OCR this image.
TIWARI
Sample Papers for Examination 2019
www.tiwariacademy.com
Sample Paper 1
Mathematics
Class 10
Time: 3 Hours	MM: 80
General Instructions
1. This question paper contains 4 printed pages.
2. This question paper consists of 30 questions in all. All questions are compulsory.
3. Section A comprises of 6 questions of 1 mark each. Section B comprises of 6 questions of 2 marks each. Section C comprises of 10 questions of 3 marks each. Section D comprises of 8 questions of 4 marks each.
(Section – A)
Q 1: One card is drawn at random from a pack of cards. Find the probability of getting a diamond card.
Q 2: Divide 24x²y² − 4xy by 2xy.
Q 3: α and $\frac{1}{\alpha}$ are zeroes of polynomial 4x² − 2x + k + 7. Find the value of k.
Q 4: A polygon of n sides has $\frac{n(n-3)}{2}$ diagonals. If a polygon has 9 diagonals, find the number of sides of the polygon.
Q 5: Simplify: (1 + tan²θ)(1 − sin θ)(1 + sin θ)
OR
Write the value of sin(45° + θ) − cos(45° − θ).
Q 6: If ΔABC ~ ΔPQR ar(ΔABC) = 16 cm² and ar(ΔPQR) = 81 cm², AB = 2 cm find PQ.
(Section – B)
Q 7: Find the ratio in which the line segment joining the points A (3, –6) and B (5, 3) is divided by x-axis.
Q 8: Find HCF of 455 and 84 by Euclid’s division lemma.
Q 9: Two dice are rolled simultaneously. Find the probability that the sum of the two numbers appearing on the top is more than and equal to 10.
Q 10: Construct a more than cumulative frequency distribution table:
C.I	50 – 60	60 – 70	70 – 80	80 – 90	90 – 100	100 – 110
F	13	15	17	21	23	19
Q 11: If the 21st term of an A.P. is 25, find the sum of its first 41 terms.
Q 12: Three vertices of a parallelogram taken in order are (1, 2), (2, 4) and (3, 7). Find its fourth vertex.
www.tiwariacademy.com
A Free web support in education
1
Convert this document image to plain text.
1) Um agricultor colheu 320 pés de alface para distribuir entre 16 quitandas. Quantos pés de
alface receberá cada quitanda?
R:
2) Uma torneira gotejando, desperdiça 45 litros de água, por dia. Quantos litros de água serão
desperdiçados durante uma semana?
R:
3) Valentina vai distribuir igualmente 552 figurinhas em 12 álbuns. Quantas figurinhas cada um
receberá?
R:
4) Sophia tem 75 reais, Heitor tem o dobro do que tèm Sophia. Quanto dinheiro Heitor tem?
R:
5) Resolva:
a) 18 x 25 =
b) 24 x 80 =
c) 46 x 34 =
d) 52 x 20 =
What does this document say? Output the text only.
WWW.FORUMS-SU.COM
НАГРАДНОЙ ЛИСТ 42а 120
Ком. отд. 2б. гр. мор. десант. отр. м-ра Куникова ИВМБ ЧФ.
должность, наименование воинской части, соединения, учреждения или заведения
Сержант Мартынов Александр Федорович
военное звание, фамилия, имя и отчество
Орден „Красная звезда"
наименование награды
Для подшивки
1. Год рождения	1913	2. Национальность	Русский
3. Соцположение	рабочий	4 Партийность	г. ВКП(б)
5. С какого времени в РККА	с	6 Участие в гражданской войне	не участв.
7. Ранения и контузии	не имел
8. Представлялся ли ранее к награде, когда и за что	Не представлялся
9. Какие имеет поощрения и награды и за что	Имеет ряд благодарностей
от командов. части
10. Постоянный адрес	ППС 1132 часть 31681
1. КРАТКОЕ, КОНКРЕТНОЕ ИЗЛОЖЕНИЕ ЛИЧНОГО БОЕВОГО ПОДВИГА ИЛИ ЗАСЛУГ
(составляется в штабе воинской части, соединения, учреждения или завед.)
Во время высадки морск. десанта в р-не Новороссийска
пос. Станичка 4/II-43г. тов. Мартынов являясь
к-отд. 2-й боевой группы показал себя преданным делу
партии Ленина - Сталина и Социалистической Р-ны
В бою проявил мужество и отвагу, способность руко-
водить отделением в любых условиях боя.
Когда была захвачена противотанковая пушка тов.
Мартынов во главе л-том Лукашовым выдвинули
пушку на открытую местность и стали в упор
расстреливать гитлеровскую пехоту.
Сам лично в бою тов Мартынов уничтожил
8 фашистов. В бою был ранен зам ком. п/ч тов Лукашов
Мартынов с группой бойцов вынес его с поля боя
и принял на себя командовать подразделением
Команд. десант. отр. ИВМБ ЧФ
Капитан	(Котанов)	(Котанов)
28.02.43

========================================

Which lines hold the word "ИВМБ"? Show each one.

◆ RESPONSE TO THE EXERCISE ◆
Ком. отд. 2б. гр. мор. десант. отр. м-ра Куникова ИВМБ ЧФ.
Команд. десант. отр. ИВМБ ЧФ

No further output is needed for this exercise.